* _TASK DIRECTIONS_: Of the lines below, how many hold the string "this"? Give only the number.

"""

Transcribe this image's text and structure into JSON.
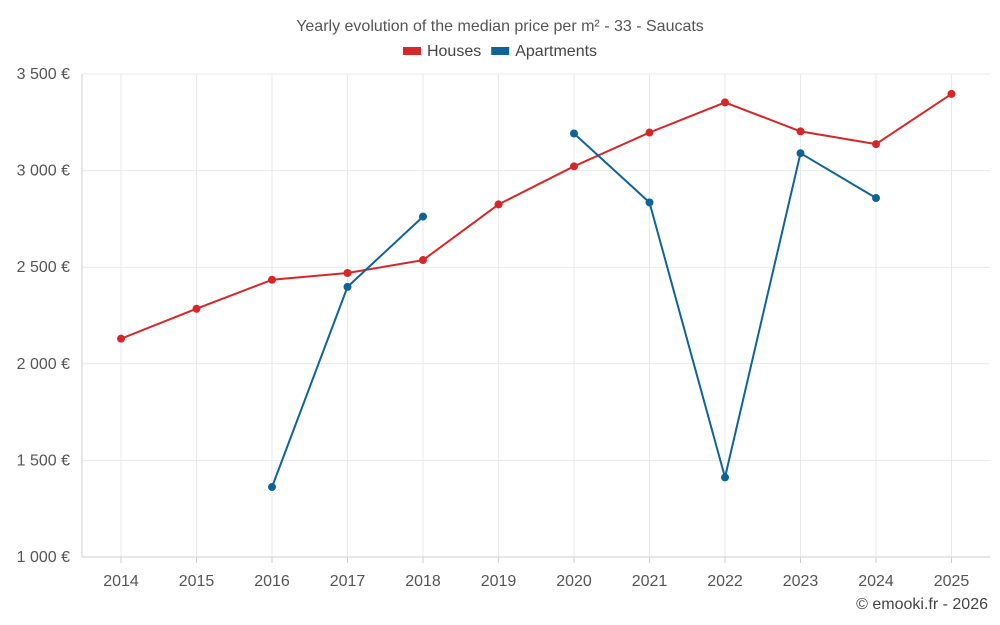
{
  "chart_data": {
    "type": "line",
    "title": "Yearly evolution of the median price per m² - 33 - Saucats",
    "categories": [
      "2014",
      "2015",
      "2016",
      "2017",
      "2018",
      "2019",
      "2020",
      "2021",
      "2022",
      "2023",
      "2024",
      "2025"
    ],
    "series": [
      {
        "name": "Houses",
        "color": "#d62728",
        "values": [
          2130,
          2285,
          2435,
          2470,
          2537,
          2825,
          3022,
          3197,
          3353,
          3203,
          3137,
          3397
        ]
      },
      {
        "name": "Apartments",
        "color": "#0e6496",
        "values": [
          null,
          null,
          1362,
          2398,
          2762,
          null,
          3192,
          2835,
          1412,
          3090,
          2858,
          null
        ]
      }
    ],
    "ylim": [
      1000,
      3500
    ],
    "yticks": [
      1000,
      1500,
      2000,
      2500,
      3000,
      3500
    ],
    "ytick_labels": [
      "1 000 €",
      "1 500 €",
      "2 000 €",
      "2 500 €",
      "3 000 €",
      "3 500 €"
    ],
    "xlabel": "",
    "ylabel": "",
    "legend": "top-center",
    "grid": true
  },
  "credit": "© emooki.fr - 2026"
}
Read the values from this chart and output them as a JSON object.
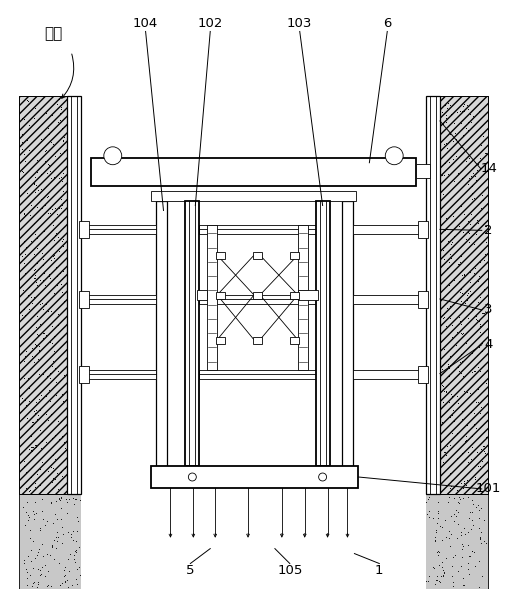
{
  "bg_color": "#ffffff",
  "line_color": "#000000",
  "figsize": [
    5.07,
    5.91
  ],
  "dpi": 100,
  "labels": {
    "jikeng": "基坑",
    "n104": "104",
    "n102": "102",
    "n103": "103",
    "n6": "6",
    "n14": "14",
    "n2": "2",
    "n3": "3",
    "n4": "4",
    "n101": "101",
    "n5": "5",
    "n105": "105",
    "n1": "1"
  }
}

"""
"""

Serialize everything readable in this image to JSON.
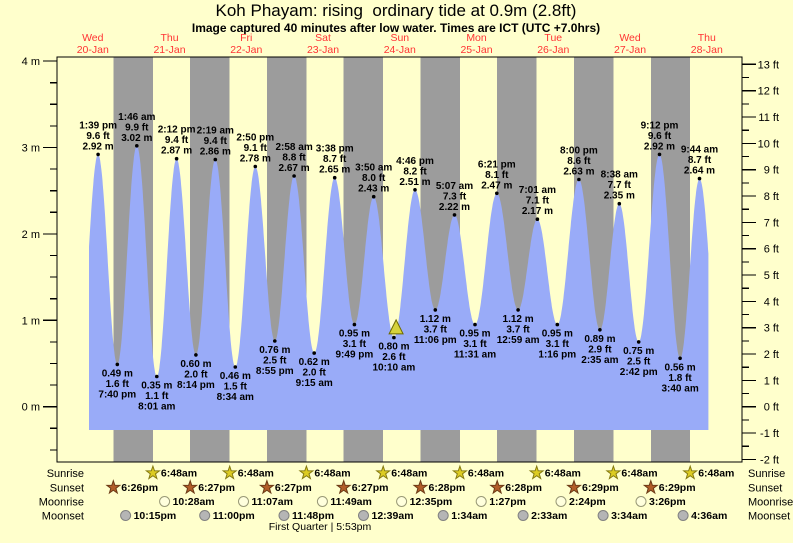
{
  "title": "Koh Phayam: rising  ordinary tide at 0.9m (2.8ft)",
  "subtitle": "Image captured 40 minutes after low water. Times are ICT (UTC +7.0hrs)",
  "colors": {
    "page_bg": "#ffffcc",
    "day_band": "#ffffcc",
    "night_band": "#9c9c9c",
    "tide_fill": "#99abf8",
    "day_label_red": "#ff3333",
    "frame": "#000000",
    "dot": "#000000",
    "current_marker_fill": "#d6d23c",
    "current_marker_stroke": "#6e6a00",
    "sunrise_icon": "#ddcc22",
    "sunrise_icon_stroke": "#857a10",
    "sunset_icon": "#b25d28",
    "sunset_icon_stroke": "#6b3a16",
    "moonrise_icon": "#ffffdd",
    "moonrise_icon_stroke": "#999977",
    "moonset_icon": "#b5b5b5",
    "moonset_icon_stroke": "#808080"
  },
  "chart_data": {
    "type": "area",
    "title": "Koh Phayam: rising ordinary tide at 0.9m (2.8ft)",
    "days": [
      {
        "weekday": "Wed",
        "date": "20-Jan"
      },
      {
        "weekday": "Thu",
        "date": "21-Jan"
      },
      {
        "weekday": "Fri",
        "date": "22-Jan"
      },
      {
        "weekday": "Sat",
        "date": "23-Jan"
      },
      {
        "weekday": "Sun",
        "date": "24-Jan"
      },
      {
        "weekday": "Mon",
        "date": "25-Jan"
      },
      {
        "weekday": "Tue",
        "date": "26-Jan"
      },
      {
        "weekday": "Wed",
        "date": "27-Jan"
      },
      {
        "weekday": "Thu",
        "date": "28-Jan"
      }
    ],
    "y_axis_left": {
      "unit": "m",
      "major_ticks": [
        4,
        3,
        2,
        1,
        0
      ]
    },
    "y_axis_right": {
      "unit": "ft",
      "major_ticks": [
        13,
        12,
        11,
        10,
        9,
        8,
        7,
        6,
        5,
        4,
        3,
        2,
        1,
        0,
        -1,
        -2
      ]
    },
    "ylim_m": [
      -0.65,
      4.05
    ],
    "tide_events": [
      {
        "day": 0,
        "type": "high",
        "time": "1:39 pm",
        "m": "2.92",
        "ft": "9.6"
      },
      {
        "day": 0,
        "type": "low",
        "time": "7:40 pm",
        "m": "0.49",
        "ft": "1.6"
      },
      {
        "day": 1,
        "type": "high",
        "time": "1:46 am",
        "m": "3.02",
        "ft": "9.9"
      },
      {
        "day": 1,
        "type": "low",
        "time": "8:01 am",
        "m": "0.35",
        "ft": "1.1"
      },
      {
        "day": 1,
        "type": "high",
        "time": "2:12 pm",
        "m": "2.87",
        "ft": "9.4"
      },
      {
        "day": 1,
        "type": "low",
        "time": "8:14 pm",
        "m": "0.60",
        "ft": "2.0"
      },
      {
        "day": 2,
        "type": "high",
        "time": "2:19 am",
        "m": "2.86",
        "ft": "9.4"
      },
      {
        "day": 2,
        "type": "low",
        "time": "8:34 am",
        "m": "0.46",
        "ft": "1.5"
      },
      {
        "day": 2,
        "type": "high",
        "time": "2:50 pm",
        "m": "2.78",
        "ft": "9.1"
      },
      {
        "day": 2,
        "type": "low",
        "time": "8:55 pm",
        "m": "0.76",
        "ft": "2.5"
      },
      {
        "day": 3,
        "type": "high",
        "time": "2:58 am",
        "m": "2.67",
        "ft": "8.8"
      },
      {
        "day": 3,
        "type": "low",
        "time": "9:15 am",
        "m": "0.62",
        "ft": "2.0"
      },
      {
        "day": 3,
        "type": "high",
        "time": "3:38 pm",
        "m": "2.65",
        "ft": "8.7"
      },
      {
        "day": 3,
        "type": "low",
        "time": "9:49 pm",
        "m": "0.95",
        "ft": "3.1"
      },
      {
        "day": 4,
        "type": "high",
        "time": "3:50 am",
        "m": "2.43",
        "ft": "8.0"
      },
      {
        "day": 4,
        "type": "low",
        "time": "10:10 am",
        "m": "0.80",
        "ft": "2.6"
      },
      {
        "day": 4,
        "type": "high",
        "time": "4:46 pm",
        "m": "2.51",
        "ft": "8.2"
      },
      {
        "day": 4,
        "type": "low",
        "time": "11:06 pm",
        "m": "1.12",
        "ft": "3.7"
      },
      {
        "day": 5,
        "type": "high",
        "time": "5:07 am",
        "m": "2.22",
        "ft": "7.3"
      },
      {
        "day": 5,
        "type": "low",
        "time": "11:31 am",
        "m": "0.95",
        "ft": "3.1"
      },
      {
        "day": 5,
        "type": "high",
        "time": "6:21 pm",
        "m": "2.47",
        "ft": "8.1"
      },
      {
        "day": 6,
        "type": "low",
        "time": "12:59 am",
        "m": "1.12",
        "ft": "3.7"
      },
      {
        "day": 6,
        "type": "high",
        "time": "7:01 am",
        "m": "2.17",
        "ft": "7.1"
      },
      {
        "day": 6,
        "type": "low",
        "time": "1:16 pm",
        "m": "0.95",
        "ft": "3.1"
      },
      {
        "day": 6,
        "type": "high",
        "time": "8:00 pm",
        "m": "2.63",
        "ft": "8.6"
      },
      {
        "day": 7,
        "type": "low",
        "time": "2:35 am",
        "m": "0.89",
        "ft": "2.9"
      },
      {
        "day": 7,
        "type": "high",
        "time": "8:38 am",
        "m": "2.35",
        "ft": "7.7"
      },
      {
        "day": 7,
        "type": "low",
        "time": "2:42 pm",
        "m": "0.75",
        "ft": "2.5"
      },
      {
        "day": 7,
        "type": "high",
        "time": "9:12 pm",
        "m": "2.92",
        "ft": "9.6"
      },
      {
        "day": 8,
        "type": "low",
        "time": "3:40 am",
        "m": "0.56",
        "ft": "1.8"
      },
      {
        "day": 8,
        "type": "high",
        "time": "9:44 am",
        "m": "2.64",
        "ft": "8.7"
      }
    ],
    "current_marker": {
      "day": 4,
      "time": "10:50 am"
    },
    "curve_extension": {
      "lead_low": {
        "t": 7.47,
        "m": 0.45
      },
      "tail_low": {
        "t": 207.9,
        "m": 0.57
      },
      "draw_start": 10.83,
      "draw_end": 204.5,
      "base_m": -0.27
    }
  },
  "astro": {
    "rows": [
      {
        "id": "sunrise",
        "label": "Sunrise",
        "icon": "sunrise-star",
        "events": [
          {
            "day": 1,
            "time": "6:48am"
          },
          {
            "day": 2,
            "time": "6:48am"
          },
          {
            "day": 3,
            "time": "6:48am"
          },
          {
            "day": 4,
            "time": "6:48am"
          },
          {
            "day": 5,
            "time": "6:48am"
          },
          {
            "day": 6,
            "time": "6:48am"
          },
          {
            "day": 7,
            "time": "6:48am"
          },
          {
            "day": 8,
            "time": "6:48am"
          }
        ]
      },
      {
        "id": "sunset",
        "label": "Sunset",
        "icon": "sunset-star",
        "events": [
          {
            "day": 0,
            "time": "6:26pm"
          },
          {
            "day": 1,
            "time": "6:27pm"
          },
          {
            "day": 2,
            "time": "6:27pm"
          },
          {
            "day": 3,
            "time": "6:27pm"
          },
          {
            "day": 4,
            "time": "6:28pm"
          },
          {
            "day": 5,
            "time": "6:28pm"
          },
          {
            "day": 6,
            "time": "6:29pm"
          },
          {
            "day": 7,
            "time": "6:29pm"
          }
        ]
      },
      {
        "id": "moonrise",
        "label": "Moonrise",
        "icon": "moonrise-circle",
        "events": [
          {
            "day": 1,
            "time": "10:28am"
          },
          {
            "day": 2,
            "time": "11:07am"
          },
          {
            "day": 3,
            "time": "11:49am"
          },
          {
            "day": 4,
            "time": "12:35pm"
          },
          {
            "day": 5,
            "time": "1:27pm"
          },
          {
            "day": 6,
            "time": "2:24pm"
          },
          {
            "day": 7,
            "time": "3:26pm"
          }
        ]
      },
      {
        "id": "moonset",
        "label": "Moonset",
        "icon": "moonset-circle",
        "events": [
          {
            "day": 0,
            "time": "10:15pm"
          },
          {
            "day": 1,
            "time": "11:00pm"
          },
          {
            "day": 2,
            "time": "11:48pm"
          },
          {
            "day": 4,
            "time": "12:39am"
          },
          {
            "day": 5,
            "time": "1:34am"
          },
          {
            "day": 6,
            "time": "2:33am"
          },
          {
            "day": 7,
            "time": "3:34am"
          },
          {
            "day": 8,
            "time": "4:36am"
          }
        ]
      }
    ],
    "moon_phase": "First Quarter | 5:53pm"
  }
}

"""

* _TASK SOLUTION_: 3